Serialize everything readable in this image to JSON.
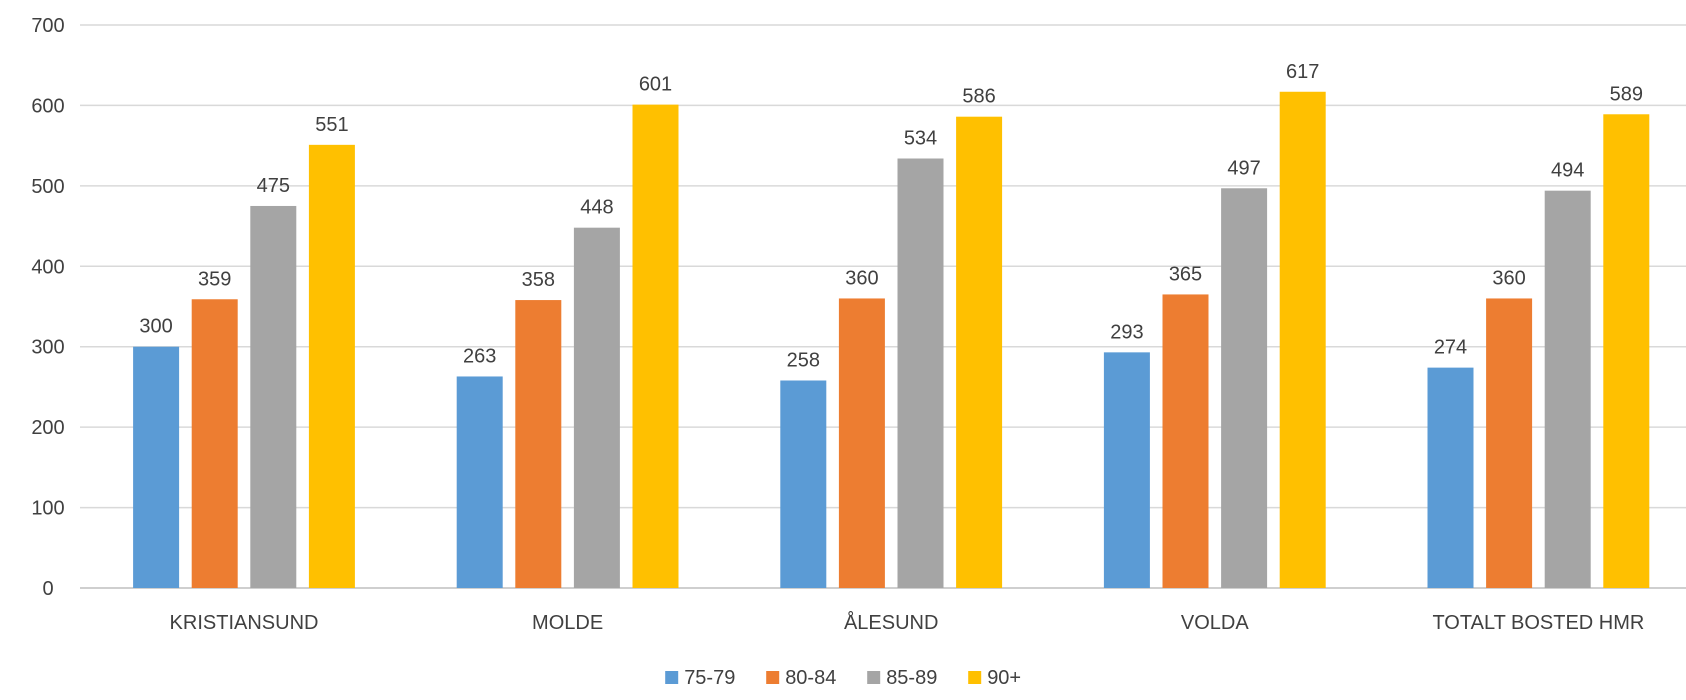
{
  "chart_data": {
    "type": "bar",
    "title": "",
    "xlabel": "",
    "ylabel": "",
    "ylim": [
      0,
      700
    ],
    "yticks": [
      0,
      100,
      200,
      300,
      400,
      500,
      600,
      700
    ],
    "grid": true,
    "legend_position": "bottom",
    "data_labels": true,
    "categories": [
      "KRISTIANSUND",
      "MOLDE",
      "ÅLESUND",
      "VOLDA",
      "TOTALT BOSTED HMR"
    ],
    "series": [
      {
        "name": "75-79",
        "color": "#5B9BD5",
        "values": [
          300,
          263,
          258,
          293,
          274
        ]
      },
      {
        "name": "80-84",
        "color": "#ED7D31",
        "values": [
          359,
          358,
          360,
          365,
          360
        ]
      },
      {
        "name": "85-89",
        "color": "#A5A5A5",
        "values": [
          475,
          448,
          534,
          497,
          494
        ]
      },
      {
        "name": "90+",
        "color": "#FFC000",
        "values": [
          551,
          601,
          586,
          617,
          589
        ]
      }
    ]
  },
  "colors": {
    "gridline": "#d9d9d9",
    "axis_line": "#bfbfbf",
    "text": "#404040"
  }
}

+ + +

◆ **Work to do**
Copy all the records above exactly, but leave out the pictures.

◆ **Reply to the task**
Serialize everything readable in this image to JSON.
{
  "chart_data": {
    "type": "bar",
    "title": "",
    "xlabel": "",
    "ylabel": "",
    "ylim": [
      0,
      700
    ],
    "yticks": [
      0,
      100,
      200,
      300,
      400,
      500,
      600,
      700
    ],
    "grid": true,
    "legend_position": "bottom",
    "data_labels": true,
    "categories": [
      "KRISTIANSUND",
      "MOLDE",
      "ÅLESUND",
      "VOLDA",
      "TOTALT BOSTED HMR"
    ],
    "series": [
      {
        "name": "75-79",
        "color": "#5B9BD5",
        "values": [
          300,
          263,
          258,
          293,
          274
        ]
      },
      {
        "name": "80-84",
        "color": "#ED7D31",
        "values": [
          359,
          358,
          360,
          365,
          360
        ]
      },
      {
        "name": "85-89",
        "color": "#A5A5A5",
        "values": [
          475,
          448,
          534,
          497,
          494
        ]
      },
      {
        "name": "90+",
        "color": "#FFC000",
        "values": [
          551,
          601,
          586,
          617,
          589
        ]
      }
    ]
  },
  "colors": {
    "gridline": "#d9d9d9",
    "axis_line": "#bfbfbf",
    "text": "#404040"
  }
}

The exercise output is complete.